### Instructions to follow
Render each line of the records below as a string in a JSON list, one string per line, with blank lines omitted.
===== Exercise materials =====
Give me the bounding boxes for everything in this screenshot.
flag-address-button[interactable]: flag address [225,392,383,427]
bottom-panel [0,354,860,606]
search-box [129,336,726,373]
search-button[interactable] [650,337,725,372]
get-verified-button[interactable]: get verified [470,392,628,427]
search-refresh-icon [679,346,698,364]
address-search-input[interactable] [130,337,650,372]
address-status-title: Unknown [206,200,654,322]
=====
### Answer for this exercise
[
  "Give me the bounding boxes for everything in this screenshot.",
  "flag-address-button[interactable]: flag address [225,392,383,427]",
  "bottom-panel [0,354,860,606]",
  "search-box [129,336,726,373]",
  "search-button[interactable] [650,337,725,372]",
  "get-verified-button[interactable]: get verified [470,392,628,427]",
  "search-refresh-icon [679,346,698,364]",
  "address-search-input[interactable] [130,337,650,372]",
  "address-status-title: Unknown [206,200,654,322]"
]